== Supplied entries ==

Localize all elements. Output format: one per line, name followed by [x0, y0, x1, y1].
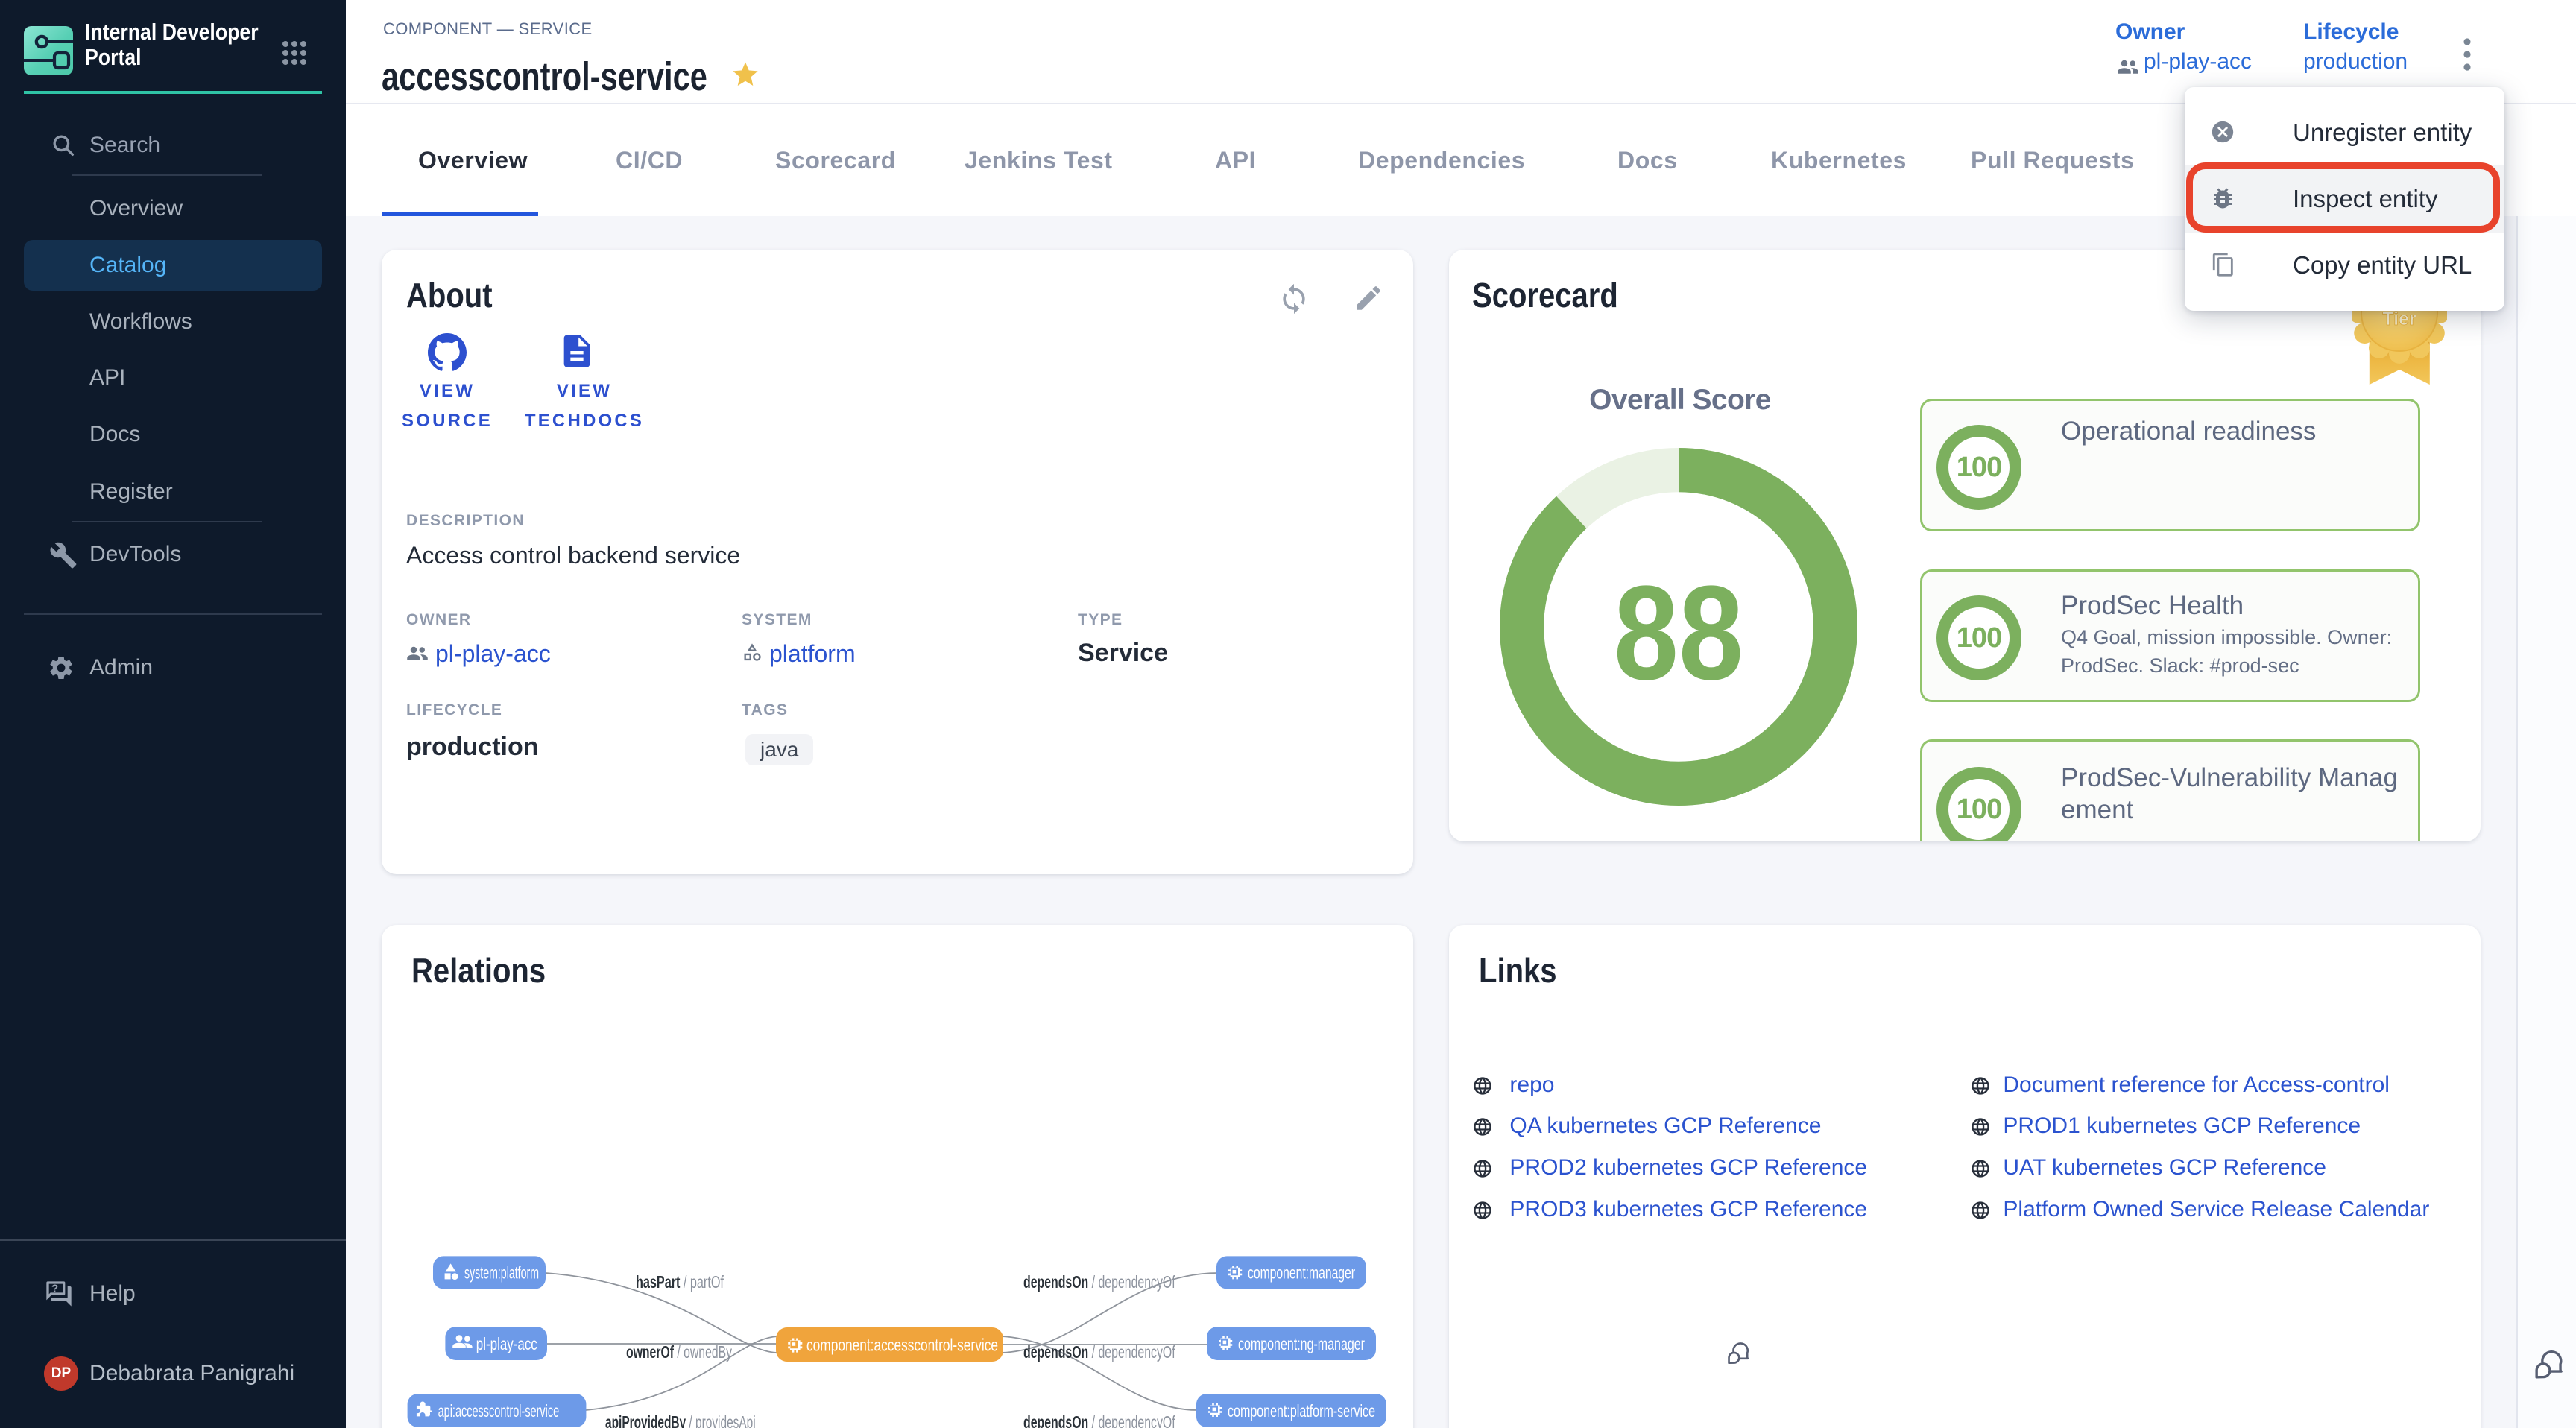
- svg-text:dependsOn / dependencyOf: dependsOn / dependencyOf: [1023, 1273, 1175, 1292]
- svg-text:?: ?: [51, 1283, 58, 1295]
- svg-text:ownerOf / ownedBy: ownerOf / ownedBy: [626, 1343, 732, 1362]
- svg-text:system:platform: system:platform: [464, 1263, 539, 1283]
- svg-text:component:accesscontrol-servic: component:accesscontrol-service: [806, 1336, 998, 1355]
- svg-text:component:manager: component:manager: [1248, 1263, 1355, 1283]
- svg-text:Tier: Tier: [2382, 309, 2416, 329]
- svg-text:hasPart / partOf: hasPart / partOf: [636, 1273, 724, 1292]
- svg-text:component:ng-manager: component:ng-manager: [1238, 1334, 1365, 1353]
- svg-text:component:platform-service: component:platform-service: [1228, 1401, 1375, 1421]
- svg-text:dependsOn / dependencyOf: dependsOn / dependencyOf: [1023, 1413, 1175, 1428]
- svg-text:dependsOn / dependencyOf: dependsOn / dependencyOf: [1023, 1343, 1175, 1362]
- svg-text:api:accesscontrol-service: api:accesscontrol-service: [438, 1401, 560, 1421]
- svg-text:pl-play-acc: pl-play-acc: [476, 1334, 537, 1353]
- svg-text:apiProvidedBy / providesApi: apiProvidedBy / providesApi: [605, 1413, 756, 1428]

===

## Short task
Write every line of the entries above as a JSON list of strings, one string per line. Skip blank lines and leave out the picture.

## Exercise output
[
  "Localize all elements. Output format: one per line, name followed by [x0, y0, x1, y1].",
  "- svg-text:dependsOn / dependencyOf: dependsOn / dependencyOf: [1023, 1273, 1175, 1292]",
  "- svg-text:?: ?: [51, 1283, 58, 1295]",
  "- svg-text:ownerOf / ownedBy: ownerOf / ownedBy: [626, 1343, 732, 1362]",
  "- svg-text:system:platform: system:platform: [464, 1263, 539, 1283]",
  "- svg-text:component:accesscontrol-servic: component:accesscontrol-service: [806, 1336, 998, 1355]",
  "- svg-text:component:manager: component:manager: [1248, 1263, 1355, 1283]",
  "- svg-text:Tier: Tier: [2382, 309, 2416, 329]",
  "- svg-text:hasPart / partOf: hasPart / partOf: [636, 1273, 724, 1292]",
  "- svg-text:component:ng-manager: component:ng-manager: [1238, 1334, 1365, 1353]",
  "- svg-text:component:platform-service: component:platform-service: [1228, 1401, 1375, 1421]",
  "- svg-text:dependsOn / dependencyOf: dependsOn / dependencyOf: [1023, 1413, 1175, 1428]",
  "- svg-text:dependsOn / dependencyOf: dependsOn / dependencyOf: [1023, 1343, 1175, 1362]",
  "- svg-text:api:accesscontrol-service: api:accesscontrol-service: [438, 1401, 560, 1421]",
  "- svg-text:pl-play-acc: pl-play-acc: [476, 1334, 537, 1353]",
  "- svg-text:apiProvidedBy / providesApi: apiProvidedBy / providesApi: [605, 1413, 756, 1428]"
]